#### [Dataset rows]
════════════════

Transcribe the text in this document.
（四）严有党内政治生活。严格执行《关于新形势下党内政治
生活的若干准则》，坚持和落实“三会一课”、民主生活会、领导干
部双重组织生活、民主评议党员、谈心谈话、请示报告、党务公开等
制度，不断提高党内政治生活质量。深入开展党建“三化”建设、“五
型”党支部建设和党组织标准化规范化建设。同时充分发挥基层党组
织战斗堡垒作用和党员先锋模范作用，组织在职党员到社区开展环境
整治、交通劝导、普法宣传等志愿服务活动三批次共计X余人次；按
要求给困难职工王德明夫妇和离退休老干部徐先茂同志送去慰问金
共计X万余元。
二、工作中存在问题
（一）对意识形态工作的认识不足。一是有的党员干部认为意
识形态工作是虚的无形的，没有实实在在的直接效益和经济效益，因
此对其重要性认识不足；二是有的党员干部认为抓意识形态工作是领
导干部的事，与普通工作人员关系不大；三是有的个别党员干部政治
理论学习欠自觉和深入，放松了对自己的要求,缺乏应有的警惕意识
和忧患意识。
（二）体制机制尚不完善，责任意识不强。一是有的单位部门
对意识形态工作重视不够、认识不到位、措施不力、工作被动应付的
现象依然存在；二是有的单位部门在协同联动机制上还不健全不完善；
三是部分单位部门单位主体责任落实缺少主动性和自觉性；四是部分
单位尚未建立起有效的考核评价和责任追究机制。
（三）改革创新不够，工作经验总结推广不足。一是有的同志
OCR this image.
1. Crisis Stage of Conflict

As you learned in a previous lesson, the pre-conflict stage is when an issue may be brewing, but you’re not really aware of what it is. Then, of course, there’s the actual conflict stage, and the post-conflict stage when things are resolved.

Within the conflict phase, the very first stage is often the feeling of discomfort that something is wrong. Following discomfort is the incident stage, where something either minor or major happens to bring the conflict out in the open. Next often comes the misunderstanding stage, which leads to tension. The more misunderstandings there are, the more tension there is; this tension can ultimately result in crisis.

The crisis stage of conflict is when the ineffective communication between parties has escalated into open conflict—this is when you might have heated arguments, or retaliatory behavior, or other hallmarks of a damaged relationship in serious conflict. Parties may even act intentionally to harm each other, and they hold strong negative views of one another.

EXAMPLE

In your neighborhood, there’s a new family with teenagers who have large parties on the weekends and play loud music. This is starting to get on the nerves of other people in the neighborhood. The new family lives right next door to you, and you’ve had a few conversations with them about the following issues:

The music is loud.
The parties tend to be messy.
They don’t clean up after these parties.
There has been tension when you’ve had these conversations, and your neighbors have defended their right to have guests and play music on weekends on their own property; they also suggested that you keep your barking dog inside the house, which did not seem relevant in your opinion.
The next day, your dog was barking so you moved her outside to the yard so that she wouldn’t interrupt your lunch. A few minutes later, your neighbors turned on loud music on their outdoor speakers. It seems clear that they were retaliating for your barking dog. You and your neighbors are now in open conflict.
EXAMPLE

════════════════

#### [Directions for this task]
Filter out every line that lacks the word "other", and copy the rest.

#### [Completed exercise]
The crisis stage of conflict is when the ineffective communication between parties has escalated into open conflict—this is when you might have heated arguments, or retaliatory behavior, or other hallmarks of a damaged relationship in serious conflict. Parties may even act intentionally to harm each other, and they hold strong negative views of one another.
In your neighborhood, there’s a new family with teenagers who have large parties on the weekends and play loud music. This is starting to get on the nerves of other people in the neighborhood. The new family lives right next door to you, and you’ve had a few conversations with them about the following issues:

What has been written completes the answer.